## Kutipan
________________________________________
Alhamdulillah, pada hari kedua bulan Ramadhan ini, Insya Allah, akan kita kaji secara umum tentang isi kandungan Al Qur’an Juz 2. Mudah-mudahan Allah memberikan petunjuk ke Jalan yang lurus dan menjadi penerang dalam setiap kegelapan hidup.
Di juz 2 ini, mencakup 110 ayat dari surat al Baqarah, yakni dari ayat 142-252. Secara keseluruhan memuat tentang Kemenangan Kekuasaan Allah SWT dan beberapa syariat bagi ummat nabi Muhammad SAW. Diawali dengan syariat pemindahan kiblat, yang sebelumnya selama di Mekkah, ummat Islam berkiblat ke Baitul Maqdis, namun setelah 16 bulan berada di Madinah, kiblatpun berpindah ke Ka’bah. Ini juga sebagai peringatan bahwa esensi sholat adalah mengadap Allah SWT, bukan arah Baitul Maqdis dan Ka’bahnya yang menjadi tujuan, namun lebih sebagai bagian persatuan ummat. Pembahasan ayat ini ditutup diayat 152 yang berbunyi: “Dan ingatlah kepada-Ku niscaya Aku ingat pula kepadamu, dan bersyukurlah kepada-Ku dan janganlah kalian mengingkari-(nikmat)Ku.”
Pada ayat 153-157, Allah menerangkan bahwa menegakkan kebenaran memiliki kesulitan yang komplek, untuk itu jadikanlah Sabar dan Sholat sebagai penolongnya. Cobaan-cobaan itu berupa ketakutan, kelaparan, kekurangan harta, jiwa dan buah-buahan. Bahkan nyawa dapat menjadi taruhannya. Namun, Allah menyatakan, bahwa orang yang gugur di jalan Allah, sejatinya mereka dalam keadaan hidup. Itulah keberkahan yang sempurna dan rahmat Allah SWT, dan merekalah orang yang mendapat petunjuk. Allah memberi contoh di ayat 158 berupa syariat Sa’i dari Shafa dan Marwah, bagaimana untuk memberi kebajikan (mencari air) harus dengan penuh kerelaan hati, bahkan harus susah payah. Sesungguhnya Allah Maha Memberi pahala bagi seluruh amal hamba-Nya.
Ayat 159-162 menerangkan tentang laknat Allah SWT terhadap orang-orang yang menyembunyikan ayat-ayat Allah. Laknat itu berlaku pula bagi orang-orang kafir dan mati dalam keadaan kafir. Tidak cukup Allah yang melaknat, bahkan malaikat dan manusia seluruhnya pun turut serta melaknat.
________________________________________
## Tugas Tertulis
**1.** Ambil bagian dari kutipan tentang Juz 2 mulai dari "Pada ayat 153-157, Allah" sampai "seluruh amal hamba-Nya.", termasuk kedua ujungnya.
**2.** Menurut kutipan tentang Juz 2, setelah berapa lama di Madinah kiblat umat Islam berpindah ke Ka’bah?
Data yang ada tidak diperlukan di sini.

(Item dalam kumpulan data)
________________________________________
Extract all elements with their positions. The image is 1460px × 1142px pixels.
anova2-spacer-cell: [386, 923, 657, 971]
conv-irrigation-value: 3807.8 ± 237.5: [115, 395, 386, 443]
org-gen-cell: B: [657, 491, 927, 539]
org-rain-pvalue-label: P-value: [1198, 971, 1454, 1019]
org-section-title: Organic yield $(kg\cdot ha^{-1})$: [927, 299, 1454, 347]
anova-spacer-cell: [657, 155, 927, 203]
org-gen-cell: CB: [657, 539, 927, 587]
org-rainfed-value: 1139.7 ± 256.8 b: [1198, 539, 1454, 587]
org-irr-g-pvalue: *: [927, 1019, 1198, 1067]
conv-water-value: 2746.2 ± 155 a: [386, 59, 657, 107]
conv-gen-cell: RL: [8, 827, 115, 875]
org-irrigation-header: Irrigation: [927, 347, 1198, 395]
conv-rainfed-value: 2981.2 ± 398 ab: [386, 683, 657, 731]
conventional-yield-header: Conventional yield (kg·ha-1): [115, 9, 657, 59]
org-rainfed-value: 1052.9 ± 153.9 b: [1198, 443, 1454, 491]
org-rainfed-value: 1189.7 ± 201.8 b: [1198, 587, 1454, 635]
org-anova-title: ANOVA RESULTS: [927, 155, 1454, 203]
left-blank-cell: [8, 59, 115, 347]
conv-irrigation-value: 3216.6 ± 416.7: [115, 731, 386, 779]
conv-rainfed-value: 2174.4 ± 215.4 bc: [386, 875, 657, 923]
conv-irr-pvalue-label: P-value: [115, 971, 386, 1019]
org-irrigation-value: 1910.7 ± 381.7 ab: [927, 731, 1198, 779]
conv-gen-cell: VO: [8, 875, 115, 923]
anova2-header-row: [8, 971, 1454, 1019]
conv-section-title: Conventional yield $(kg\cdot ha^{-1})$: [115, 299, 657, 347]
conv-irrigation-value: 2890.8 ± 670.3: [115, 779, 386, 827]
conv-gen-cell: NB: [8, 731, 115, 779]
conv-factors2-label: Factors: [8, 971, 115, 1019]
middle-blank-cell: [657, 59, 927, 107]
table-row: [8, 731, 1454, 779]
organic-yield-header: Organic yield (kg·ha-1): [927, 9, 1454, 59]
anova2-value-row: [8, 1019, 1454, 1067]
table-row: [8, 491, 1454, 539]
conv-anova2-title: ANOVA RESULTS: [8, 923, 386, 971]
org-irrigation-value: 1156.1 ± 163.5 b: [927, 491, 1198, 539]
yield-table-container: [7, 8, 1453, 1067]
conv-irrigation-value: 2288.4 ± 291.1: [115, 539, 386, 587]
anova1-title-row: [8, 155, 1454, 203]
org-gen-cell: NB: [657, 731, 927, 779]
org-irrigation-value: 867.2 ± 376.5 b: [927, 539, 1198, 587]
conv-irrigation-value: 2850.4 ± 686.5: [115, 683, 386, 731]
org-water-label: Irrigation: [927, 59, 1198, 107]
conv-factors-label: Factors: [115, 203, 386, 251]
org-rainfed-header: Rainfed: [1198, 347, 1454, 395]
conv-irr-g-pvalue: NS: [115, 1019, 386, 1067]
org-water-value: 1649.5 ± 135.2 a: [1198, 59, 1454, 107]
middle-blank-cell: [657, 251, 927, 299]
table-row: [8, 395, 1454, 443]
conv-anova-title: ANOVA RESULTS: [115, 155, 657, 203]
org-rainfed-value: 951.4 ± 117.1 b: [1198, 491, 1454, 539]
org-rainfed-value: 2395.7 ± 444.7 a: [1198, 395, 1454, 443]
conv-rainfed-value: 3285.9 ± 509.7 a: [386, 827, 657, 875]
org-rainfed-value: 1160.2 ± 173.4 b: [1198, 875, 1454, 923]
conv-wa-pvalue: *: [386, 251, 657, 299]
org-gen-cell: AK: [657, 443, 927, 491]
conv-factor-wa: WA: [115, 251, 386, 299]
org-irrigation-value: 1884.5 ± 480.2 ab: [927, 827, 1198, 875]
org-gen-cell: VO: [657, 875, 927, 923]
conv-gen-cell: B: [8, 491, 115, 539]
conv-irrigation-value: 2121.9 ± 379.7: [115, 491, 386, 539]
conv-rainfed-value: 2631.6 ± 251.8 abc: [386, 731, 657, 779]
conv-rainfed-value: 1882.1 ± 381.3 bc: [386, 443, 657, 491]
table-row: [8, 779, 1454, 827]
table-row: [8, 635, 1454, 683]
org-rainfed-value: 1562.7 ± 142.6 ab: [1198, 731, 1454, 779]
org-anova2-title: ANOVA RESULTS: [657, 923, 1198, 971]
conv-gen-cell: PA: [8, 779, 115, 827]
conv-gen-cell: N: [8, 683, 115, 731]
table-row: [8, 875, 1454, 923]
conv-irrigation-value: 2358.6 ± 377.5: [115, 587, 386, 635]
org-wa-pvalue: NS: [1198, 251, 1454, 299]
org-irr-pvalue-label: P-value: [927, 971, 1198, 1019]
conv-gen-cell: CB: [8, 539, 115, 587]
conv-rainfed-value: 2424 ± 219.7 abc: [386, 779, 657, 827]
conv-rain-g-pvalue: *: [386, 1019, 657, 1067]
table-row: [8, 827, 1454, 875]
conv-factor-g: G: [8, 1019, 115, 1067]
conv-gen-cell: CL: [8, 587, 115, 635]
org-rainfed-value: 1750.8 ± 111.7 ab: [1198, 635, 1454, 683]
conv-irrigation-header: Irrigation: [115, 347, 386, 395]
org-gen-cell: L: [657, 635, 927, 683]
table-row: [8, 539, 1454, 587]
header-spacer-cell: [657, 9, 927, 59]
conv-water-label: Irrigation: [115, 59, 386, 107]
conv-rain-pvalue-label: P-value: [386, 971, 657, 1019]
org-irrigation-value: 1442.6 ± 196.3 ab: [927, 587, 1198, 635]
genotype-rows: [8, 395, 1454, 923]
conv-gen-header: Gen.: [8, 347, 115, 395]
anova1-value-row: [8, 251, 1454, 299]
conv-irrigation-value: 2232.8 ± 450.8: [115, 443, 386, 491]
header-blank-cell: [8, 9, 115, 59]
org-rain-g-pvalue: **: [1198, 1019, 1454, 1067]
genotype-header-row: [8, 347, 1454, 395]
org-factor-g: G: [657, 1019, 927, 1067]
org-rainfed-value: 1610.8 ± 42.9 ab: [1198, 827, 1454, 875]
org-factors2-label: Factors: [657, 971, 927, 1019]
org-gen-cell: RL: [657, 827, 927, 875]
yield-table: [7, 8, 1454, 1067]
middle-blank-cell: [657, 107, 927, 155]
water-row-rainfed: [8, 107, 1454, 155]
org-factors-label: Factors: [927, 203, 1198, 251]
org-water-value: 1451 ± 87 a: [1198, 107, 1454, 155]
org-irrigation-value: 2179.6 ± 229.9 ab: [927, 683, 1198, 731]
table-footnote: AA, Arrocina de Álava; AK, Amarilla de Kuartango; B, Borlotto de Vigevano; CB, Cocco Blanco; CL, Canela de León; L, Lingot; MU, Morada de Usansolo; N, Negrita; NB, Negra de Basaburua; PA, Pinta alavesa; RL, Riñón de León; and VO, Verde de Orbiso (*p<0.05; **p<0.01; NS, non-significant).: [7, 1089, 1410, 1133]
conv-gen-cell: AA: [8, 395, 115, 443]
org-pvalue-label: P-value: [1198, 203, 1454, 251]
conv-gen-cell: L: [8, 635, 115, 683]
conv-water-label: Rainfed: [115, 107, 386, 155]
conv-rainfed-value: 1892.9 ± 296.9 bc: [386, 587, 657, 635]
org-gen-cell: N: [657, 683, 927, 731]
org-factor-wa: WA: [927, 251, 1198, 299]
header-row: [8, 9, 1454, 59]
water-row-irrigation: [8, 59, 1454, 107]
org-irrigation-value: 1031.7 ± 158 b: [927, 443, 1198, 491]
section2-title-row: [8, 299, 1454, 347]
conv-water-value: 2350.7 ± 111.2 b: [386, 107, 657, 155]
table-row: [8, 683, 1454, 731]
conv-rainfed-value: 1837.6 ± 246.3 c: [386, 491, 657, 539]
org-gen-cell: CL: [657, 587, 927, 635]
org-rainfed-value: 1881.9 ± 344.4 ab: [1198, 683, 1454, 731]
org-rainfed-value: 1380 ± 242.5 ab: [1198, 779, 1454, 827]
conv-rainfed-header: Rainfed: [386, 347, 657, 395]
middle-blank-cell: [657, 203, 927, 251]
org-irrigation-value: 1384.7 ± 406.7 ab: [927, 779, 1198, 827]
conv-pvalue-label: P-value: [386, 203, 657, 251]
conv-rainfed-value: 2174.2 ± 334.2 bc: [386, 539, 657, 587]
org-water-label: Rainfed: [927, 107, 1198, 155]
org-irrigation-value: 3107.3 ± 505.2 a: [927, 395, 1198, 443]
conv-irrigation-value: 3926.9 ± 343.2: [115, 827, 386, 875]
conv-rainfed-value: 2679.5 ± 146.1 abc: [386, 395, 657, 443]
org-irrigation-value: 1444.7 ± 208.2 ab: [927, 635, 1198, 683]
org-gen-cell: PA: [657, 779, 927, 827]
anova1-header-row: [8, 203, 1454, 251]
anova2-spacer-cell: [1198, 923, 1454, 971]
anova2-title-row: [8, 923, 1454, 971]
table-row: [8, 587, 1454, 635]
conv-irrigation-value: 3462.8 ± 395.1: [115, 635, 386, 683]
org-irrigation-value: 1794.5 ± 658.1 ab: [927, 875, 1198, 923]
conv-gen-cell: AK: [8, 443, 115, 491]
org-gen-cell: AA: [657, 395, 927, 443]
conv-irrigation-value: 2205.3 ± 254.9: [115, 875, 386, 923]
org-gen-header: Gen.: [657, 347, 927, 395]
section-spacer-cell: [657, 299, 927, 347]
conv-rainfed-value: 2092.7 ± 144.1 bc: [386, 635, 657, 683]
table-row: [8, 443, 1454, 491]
________________________________________
## Jawaban Lengkap
**1.**
Pada ayat 153-157, Allah menerangkan bahwa menegakkan kebenaran memiliki kesulitan yang komplek, untuk itu jadikanlah Sabar dan Sholat sebagai penolongnya. Cobaan-cobaan itu berupa ketakutan, kelaparan, kekurangan harta, jiwa dan buah-buahan. Bahkan nyawa dapat menjadi taruhannya. Namun, Allah menyatakan, bahwa orang yang gugur di jalan Allah, sejatinya mereka dalam keadaan hidup. Itulah keberkahan yang sempurna dan rahmat Allah SWT, dan merekalah orang yang mendapat petunjuk. Allah memberi contoh di ayat 158 berupa syariat Sa’i dari Shafa dan Marwah, bagaimana untuk memberi kebajikan (mencari air) harus dengan penuh kerelaan hati, bahkan harus susah payah. Sesungguhnya Allah Maha Memberi pahala bagi seluruh amal hamba-Nya.

**2.** Setelah 16 bulan berada di Madinah.